What this task involves: Among the lines below, tally those that contain "HBeAG" and respond with the total only.

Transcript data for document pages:
┏━━
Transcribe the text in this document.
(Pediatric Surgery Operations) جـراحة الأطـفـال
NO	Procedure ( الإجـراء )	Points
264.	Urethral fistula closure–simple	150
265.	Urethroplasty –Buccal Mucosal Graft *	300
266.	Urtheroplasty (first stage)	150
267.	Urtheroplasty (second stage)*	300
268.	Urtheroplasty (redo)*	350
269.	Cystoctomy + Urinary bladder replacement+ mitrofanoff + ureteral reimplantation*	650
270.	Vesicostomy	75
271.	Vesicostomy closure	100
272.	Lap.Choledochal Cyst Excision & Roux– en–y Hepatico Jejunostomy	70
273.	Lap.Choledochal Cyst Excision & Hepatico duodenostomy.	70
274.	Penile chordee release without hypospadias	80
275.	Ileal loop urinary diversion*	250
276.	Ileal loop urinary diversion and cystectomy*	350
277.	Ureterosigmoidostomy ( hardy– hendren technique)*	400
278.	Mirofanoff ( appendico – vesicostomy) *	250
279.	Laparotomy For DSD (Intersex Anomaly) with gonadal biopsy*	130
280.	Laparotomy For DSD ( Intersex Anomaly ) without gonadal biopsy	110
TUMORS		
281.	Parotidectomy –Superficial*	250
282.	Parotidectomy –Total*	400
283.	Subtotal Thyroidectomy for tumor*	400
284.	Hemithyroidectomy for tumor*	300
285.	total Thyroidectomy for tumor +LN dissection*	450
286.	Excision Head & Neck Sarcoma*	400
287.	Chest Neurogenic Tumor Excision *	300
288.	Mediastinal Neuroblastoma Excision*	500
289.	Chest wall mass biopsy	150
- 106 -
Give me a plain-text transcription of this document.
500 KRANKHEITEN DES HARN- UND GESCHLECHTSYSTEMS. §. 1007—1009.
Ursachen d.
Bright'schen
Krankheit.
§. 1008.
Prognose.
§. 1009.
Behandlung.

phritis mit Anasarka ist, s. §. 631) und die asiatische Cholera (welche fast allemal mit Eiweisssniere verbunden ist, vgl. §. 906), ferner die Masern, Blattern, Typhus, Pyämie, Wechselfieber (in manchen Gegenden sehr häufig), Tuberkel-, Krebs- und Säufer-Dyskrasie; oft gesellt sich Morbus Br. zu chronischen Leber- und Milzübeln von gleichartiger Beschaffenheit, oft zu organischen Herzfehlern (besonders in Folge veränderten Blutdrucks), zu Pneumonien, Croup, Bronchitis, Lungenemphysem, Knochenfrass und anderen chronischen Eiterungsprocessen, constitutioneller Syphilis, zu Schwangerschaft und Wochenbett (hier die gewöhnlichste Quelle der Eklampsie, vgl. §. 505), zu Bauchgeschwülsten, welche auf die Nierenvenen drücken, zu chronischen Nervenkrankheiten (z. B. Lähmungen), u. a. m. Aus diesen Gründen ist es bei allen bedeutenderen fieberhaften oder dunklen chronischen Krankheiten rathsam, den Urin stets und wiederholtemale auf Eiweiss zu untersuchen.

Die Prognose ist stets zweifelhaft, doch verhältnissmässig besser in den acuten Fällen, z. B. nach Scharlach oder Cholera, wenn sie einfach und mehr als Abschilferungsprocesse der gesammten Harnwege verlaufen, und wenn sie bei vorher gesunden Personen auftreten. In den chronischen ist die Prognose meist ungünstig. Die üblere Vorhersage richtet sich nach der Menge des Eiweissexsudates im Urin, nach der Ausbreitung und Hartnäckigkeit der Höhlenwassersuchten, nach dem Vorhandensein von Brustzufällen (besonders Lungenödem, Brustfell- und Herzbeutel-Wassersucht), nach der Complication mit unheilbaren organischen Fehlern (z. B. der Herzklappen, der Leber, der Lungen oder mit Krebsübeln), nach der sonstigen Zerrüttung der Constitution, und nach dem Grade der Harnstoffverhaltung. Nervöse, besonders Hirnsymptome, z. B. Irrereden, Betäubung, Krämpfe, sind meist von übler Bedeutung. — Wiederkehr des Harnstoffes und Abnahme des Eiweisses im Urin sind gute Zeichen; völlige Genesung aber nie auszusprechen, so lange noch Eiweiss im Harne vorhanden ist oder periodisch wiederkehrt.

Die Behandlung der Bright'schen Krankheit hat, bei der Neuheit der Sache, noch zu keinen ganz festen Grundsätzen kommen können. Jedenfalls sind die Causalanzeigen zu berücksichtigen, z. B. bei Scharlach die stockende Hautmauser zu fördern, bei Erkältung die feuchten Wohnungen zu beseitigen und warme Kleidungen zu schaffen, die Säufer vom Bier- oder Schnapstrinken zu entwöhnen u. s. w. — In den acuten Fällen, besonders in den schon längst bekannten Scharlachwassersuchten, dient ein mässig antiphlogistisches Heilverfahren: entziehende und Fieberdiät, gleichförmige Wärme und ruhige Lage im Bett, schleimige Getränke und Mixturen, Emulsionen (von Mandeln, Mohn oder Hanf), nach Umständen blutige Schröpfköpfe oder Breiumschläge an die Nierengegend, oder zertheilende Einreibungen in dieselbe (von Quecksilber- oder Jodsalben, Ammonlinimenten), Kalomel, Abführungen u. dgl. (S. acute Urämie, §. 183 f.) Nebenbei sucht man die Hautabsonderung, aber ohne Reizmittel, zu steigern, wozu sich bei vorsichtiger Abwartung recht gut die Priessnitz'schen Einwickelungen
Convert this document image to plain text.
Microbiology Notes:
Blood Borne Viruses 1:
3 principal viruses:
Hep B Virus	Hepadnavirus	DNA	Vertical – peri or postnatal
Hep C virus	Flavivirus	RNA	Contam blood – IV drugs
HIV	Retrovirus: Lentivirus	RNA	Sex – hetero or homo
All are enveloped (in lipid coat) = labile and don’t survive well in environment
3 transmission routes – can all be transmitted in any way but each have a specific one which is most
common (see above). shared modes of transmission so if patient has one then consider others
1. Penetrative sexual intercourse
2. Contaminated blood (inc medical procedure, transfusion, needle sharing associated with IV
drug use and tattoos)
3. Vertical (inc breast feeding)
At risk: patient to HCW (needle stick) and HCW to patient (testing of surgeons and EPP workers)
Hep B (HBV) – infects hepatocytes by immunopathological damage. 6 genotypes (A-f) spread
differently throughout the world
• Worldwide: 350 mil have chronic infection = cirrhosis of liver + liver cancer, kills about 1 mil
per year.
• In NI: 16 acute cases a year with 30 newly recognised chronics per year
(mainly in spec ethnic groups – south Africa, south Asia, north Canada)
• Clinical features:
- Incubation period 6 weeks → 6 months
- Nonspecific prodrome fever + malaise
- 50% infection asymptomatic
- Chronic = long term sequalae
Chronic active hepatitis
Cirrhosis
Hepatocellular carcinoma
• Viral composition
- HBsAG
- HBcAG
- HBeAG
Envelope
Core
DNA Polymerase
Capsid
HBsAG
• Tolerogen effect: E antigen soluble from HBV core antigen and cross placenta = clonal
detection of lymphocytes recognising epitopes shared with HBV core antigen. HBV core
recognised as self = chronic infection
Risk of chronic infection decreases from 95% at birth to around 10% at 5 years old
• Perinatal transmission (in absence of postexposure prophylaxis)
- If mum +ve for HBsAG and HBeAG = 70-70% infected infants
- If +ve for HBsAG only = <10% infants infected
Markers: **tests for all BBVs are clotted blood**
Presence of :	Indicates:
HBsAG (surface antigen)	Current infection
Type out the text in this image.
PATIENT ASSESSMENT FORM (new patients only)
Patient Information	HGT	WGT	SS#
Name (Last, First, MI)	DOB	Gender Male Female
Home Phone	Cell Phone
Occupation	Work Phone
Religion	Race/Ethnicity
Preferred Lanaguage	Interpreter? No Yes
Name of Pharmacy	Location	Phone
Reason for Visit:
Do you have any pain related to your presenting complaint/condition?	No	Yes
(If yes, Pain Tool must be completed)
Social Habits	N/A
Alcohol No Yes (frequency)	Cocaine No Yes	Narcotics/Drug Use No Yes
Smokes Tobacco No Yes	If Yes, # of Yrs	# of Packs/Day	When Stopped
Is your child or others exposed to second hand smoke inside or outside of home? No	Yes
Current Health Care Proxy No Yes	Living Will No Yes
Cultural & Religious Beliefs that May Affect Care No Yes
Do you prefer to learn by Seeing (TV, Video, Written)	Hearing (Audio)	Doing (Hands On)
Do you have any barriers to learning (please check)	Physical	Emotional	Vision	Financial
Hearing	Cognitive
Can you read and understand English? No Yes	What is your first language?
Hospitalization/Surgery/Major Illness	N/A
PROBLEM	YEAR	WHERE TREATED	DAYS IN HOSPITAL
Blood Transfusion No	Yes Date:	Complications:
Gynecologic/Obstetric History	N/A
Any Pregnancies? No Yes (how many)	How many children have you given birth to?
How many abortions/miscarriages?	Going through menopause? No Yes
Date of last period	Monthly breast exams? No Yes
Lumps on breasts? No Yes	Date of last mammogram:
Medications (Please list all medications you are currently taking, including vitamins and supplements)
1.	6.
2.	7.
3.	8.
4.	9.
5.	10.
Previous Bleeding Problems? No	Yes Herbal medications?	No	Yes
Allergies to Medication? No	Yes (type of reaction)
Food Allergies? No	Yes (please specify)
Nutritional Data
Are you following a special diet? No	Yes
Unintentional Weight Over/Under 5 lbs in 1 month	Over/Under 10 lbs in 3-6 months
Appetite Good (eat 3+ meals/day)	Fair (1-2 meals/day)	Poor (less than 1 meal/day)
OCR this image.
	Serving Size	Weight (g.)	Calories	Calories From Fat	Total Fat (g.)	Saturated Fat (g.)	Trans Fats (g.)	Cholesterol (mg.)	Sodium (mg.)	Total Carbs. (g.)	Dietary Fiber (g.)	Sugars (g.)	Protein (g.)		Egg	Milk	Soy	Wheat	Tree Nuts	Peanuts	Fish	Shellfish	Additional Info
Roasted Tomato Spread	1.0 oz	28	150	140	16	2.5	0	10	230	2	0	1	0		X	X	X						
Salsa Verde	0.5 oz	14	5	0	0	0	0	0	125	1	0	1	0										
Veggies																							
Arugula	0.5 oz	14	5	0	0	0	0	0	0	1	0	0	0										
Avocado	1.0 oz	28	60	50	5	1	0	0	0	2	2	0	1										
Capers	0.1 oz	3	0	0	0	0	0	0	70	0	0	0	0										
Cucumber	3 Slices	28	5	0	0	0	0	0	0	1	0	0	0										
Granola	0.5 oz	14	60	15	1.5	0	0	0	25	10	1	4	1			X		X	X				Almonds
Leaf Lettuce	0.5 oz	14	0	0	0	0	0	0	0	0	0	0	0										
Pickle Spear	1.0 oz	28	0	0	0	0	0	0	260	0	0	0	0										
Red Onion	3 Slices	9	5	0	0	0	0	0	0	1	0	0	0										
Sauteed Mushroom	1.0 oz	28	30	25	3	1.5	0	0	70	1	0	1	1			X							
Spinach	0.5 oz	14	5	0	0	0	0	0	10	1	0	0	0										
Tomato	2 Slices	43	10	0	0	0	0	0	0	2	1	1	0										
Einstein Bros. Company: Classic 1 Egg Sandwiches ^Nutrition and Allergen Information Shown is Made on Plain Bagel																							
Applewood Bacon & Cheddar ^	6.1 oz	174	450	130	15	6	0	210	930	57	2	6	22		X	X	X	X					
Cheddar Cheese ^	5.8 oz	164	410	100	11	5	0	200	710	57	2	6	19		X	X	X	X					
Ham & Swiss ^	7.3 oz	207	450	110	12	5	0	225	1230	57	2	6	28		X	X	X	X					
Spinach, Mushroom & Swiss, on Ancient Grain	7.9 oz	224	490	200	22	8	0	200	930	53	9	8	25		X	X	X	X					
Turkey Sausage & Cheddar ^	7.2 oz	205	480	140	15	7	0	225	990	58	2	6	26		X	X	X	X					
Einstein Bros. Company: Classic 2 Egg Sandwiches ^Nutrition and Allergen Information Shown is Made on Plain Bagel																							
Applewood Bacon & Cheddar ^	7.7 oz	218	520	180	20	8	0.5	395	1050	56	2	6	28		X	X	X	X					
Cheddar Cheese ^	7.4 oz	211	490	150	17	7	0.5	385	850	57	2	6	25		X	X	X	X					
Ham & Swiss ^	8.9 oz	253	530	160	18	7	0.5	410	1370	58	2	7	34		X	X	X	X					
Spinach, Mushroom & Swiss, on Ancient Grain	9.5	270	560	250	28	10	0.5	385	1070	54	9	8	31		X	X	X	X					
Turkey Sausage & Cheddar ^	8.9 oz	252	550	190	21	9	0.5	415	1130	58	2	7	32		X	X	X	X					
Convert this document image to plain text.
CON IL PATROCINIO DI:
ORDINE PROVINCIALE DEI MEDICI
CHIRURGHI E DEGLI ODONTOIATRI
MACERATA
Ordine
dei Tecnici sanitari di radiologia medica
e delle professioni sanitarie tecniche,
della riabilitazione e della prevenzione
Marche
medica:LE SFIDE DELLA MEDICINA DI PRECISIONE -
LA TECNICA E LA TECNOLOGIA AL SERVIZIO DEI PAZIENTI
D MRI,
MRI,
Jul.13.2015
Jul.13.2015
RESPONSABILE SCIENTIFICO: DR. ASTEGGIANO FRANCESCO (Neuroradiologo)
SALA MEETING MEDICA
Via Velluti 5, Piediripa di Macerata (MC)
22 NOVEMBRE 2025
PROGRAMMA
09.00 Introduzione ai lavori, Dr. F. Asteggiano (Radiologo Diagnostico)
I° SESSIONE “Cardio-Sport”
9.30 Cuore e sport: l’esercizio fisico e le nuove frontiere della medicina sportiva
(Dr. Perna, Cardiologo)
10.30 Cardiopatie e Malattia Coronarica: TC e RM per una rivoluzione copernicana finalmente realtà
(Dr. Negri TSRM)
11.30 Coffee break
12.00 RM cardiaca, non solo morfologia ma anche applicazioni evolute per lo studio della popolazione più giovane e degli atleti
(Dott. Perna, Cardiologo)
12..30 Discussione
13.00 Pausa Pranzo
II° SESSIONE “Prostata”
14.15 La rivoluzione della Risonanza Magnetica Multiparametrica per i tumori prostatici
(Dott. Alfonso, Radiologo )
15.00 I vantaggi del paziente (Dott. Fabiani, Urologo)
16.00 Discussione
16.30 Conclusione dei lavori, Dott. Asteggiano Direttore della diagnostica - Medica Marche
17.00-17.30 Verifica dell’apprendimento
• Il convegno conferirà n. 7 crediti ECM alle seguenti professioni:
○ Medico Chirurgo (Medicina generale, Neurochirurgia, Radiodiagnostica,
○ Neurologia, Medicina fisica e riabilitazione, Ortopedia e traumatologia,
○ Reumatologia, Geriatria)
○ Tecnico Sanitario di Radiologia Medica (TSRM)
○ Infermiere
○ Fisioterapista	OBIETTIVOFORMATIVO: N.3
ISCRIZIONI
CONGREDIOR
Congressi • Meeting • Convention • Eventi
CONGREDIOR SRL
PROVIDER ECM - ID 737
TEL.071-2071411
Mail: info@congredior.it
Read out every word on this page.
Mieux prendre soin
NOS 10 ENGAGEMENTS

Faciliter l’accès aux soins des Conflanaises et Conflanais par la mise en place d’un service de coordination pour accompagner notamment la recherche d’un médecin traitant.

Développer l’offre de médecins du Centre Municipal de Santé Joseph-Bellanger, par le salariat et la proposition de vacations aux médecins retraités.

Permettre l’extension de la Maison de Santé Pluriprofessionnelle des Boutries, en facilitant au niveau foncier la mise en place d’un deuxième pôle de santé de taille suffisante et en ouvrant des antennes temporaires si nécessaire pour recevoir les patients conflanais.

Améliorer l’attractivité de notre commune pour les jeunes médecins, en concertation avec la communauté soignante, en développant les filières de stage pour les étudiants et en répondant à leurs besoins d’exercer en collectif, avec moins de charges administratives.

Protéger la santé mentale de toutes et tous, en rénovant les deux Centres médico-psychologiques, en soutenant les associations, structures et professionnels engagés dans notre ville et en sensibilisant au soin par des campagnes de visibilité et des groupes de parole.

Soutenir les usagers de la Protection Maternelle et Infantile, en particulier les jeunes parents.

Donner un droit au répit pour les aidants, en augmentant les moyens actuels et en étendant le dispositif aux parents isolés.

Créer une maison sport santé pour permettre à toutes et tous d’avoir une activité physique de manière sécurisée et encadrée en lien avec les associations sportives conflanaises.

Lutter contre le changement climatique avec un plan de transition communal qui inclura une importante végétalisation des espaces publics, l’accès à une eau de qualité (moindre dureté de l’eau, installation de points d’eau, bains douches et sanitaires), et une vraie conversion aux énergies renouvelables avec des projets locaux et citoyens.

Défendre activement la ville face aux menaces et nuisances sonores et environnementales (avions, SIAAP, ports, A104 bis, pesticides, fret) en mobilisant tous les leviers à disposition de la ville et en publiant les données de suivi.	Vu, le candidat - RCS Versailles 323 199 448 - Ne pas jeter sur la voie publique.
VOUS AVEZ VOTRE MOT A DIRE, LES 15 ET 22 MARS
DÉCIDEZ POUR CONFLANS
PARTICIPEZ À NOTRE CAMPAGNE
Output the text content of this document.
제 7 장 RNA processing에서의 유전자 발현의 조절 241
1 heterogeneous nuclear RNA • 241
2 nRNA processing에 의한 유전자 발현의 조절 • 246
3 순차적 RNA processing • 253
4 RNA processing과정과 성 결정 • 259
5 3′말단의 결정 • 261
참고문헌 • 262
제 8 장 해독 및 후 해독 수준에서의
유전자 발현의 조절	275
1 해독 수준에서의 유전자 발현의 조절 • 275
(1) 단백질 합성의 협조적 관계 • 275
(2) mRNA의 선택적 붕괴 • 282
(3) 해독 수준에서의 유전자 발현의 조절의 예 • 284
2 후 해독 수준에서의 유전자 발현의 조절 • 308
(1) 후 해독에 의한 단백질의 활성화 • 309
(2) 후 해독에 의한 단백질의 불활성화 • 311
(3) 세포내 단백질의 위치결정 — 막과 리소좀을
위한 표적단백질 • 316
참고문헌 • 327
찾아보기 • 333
┗━━
Response to the task: 2